Written request: Repeat the listing in full, exactly as it stands.

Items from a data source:
(begin)
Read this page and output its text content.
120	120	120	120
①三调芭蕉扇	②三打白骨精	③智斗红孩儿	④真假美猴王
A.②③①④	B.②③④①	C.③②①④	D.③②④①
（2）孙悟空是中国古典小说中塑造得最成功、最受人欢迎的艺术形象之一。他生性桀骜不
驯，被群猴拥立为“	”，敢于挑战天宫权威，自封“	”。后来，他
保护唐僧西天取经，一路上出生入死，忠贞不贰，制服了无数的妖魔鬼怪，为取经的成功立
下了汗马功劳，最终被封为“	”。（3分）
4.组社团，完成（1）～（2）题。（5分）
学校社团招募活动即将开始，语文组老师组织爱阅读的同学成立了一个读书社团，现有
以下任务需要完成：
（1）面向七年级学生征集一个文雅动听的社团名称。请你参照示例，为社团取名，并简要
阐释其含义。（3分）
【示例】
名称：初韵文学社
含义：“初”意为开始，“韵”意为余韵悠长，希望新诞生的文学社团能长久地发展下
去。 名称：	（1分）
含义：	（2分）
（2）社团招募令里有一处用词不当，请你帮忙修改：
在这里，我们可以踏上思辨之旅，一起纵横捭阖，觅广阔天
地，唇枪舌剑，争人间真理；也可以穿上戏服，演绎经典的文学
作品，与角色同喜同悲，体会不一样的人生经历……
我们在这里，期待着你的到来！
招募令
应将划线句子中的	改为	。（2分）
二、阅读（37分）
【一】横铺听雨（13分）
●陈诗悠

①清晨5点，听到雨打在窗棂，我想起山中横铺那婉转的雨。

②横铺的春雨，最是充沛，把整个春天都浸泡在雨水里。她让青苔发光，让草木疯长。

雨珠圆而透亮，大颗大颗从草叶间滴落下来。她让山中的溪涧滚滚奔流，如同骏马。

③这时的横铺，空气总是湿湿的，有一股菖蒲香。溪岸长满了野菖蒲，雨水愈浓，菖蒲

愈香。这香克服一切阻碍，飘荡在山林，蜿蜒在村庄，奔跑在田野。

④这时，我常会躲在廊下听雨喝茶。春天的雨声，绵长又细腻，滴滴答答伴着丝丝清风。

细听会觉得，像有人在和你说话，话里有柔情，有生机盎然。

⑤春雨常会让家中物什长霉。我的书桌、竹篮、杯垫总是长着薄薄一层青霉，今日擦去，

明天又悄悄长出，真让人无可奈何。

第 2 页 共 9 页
(end)
Result of the task:
Read this page and output its text content.
120	120	120	120
①三调芭蕉扇	②三打白骨精	③智斗红孩儿	④真假美猴王
A.②③①④	B.②③④①	C.③②①④	D.③②④①
（2）孙悟空是中国古典小说中塑造得最成功、最受人欢迎的艺术形象之一。他生性桀骜不
驯，被群猴拥立为“	”，敢于挑战天宫权威，自封“	”。后来，他
保护唐僧西天取经，一路上出生入死，忠贞不贰，制服了无数的妖魔鬼怪，为取经的成功立
下了汗马功劳，最终被封为“	”。（3分）
4.组社团，完成（1）～（2）题。（5分）
学校社团招募活动即将开始，语文组老师组织爱阅读的同学成立了一个读书社团，现有
以下任务需要完成：
（1）面向七年级学生征集一个文雅动听的社团名称。请你参照示例，为社团取名，并简要
阐释其含义。（3分）
【示例】
名称：初韵文学社
含义：“初”意为开始，“韵”意为余韵悠长，希望新诞生的文学社团能长久地发展下
去。 名称：	（1分）
含义：	（2分）
（2）社团招募令里有一处用词不当，请你帮忙修改：
在这里，我们可以踏上思辨之旅，一起纵横捭阖，觅广阔天
地，唇枪舌剑，争人间真理；也可以穿上戏服，演绎经典的文学
作品，与角色同喜同悲，体会不一样的人生经历……
我们在这里，期待着你的到来！
招募令
应将划线句子中的	改为	。（2分）
二、阅读（37分）
【一】横铺听雨（13分）
●陈诗悠

①清晨5点，听到雨打在窗棂，我想起山中横铺那婉转的雨。

②横铺的春雨，最是充沛，把整个春天都浸泡在雨水里。她让青苔发光，让草木疯长。

雨珠圆而透亮，大颗大颗从草叶间滴落下来。她让山中的溪涧滚滚奔流，如同骏马。

③这时的横铺，空气总是湿湿的，有一股菖蒲香。溪岸长满了野菖蒲，雨水愈浓，菖蒲

愈香。这香克服一切阻碍，飘荡在山林，蜿蜒在村庄，奔跑在田野。

④这时，我常会躲在廊下听雨喝茶。春天的雨声，绵长又细腻，滴滴答答伴着丝丝清风。

细听会觉得，像有人在和你说话，话里有柔情，有生机盎然。

⑤春雨常会让家中物什长霉。我的书桌、竹篮、杯垫总是长着薄薄一层青霉，今日擦去，

明天又悄悄长出，真让人无可奈何。

第 2 页 共 9 页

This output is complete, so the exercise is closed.